#### How to complete this task:
The response should contain every record, reproduced exactly.

#### Provided records:
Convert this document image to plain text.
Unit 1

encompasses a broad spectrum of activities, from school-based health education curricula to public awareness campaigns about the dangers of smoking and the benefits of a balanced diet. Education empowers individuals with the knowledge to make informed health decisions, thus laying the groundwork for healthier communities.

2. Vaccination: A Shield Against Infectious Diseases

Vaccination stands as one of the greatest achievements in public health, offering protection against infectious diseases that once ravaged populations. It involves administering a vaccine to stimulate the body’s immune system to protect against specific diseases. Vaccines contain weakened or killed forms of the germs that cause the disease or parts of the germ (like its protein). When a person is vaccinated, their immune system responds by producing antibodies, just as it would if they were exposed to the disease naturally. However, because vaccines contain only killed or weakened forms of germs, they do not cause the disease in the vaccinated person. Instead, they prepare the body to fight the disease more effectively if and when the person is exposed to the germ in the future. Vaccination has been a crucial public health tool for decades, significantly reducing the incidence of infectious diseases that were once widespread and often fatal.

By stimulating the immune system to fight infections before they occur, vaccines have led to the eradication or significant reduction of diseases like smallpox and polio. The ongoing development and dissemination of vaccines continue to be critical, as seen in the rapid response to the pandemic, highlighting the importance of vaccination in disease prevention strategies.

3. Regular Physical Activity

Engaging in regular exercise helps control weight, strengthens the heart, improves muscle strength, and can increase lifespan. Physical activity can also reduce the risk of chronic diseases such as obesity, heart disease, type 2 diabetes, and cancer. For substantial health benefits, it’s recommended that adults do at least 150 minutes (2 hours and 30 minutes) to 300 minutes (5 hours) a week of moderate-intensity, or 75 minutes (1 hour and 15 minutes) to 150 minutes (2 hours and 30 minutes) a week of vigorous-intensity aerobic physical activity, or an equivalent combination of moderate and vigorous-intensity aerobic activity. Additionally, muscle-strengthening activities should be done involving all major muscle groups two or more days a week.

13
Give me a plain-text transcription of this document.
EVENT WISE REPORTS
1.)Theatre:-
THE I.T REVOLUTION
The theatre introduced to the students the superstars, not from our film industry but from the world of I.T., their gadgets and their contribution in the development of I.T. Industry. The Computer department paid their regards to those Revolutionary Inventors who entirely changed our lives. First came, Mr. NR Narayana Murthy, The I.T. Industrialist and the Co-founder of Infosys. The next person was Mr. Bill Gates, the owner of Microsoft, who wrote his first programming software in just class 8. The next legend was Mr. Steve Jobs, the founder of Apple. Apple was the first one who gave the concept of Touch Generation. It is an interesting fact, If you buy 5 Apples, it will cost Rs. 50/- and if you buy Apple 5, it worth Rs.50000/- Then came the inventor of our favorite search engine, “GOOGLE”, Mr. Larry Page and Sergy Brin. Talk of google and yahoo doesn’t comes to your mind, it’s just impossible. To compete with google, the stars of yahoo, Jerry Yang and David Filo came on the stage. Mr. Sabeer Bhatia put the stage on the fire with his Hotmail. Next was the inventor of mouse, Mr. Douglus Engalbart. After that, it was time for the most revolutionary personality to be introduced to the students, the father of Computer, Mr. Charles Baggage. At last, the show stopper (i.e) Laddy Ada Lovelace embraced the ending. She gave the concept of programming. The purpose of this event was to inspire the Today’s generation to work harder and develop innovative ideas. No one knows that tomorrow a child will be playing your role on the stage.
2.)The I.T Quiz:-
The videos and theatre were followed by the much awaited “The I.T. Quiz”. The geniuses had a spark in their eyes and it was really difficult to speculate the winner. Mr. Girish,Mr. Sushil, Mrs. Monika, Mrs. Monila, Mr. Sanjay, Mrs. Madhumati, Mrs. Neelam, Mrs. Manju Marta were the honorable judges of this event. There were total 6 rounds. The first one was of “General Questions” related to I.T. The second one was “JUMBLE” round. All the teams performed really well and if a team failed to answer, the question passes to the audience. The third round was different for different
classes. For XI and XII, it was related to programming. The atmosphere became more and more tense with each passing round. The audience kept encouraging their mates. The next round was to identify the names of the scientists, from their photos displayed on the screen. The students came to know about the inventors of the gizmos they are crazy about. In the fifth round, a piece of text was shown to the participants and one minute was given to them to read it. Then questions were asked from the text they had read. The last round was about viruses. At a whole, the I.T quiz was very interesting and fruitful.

#### Written response:
Convert this document image to plain text.
Unit 1

encompasses a broad spectrum of activities, from school-based health education curricula to public awareness campaigns about the dangers of smoking and the benefits of a balanced diet. Education empowers individuals with the knowledge to make informed health decisions, thus laying the groundwork for healthier communities.

2. Vaccination: A Shield Against Infectious Diseases

Vaccination stands as one of the greatest achievements in public health, offering protection against infectious diseases that once ravaged populations. It involves administering a vaccine to stimulate the body’s immune system to protect against specific diseases. Vaccines contain weakened or killed forms of the germs that cause the disease or parts of the germ (like its protein). When a person is vaccinated, their immune system responds by producing antibodies, just as it would if they were exposed to the disease naturally. However, because vaccines contain only killed or weakened forms of germs, they do not cause the disease in the vaccinated person. Instead, they prepare the body to fight the disease more effectively if and when the person is exposed to the germ in the future. Vaccination has been a crucial public health tool for decades, significantly reducing the incidence of infectious diseases that were once widespread and often fatal.

By stimulating the immune system to fight infections before they occur, vaccines have led to the eradication or significant reduction of diseases like smallpox and polio. The ongoing development and dissemination of vaccines continue to be critical, as seen in the rapid response to the pandemic, highlighting the importance of vaccination in disease prevention strategies.

3. Regular Physical Activity

Engaging in regular exercise helps control weight, strengthens the heart, improves muscle strength, and can increase lifespan. Physical activity can also reduce the risk of chronic diseases such as obesity, heart disease, type 2 diabetes, and cancer. For substantial health benefits, it’s recommended that adults do at least 150 minutes (2 hours and 30 minutes) to 300 minutes (5 hours) a week of moderate-intensity, or 75 minutes (1 hour and 15 minutes) to 150 minutes (2 hours and 30 minutes) a week of vigorous-intensity aerobic physical activity, or an equivalent combination of moderate and vigorous-intensity aerobic activity. Additionally, muscle-strengthening activities should be done involving all major muscle groups two or more days a week.

13
Give me a plain-text transcription of this document.
EVENT WISE REPORTS
1.)Theatre:-
THE I.T REVOLUTION
The theatre introduced to the students the superstars, not from our film industry but from the world of I.T., their gadgets and their contribution in the development of I.T. Industry. The Computer department paid their regards to those Revolutionary Inventors who entirely changed our lives. First came, Mr. NR Narayana Murthy, The I.T. Industrialist and the Co-founder of Infosys. The next person was Mr. Bill Gates, the owner of Microsoft, who wrote his first programming software in just class 8. The next legend was Mr. Steve Jobs, the founder of Apple. Apple was the first one who gave the concept of Touch Generation. It is an interesting fact, If you buy 5 Apples, it will cost Rs. 50/- and if you buy Apple 5, it worth Rs.50000/- Then came the inventor of our favorite search engine, “GOOGLE”, Mr. Larry Page and Sergy Brin. Talk of google and yahoo doesn’t comes to your mind, it’s just impossible. To compete with google, the stars of yahoo, Jerry Yang and David Filo came on the stage. Mr. Sabeer Bhatia put the stage on the fire with his Hotmail. Next was the inventor of mouse, Mr. Douglus Engalbart. After that, it was time for the most revolutionary personality to be introduced to the students, the father of Computer, Mr. Charles Baggage. At last, the show stopper (i.e) Laddy Ada Lovelace embraced the ending. She gave the concept of programming. The purpose of this event was to inspire the Today’s generation to work harder and develop innovative ideas. No one knows that tomorrow a child will be playing your role on the stage.
2.)The I.T Quiz:-
The videos and theatre were followed by the much awaited “The I.T. Quiz”. The geniuses had a spark in their eyes and it was really difficult to speculate the winner. Mr. Girish,Mr. Sushil, Mrs. Monika, Mrs. Monila, Mr. Sanjay, Mrs. Madhumati, Mrs. Neelam, Mrs. Manju Marta were the honorable judges of this event. There were total 6 rounds. The first one was of “General Questions” related to I.T. The second one was “JUMBLE” round. All the teams performed really well and if a team failed to answer, the question passes to the audience. The third round was different for different
classes. For XI and XII, it was related to programming. The atmosphere became more and more tense with each passing round. The audience kept encouraging their mates. The next round was to identify the names of the scientists, from their photos displayed on the screen. The students came to know about the inventors of the gizmos they are crazy about. In the fifth round, a piece of text was shown to the participants and one minute was given to them to read it. Then questions were asked from the text they had read. The last round was about viruses. At a whole, the I.T quiz was very interesting and fruitful.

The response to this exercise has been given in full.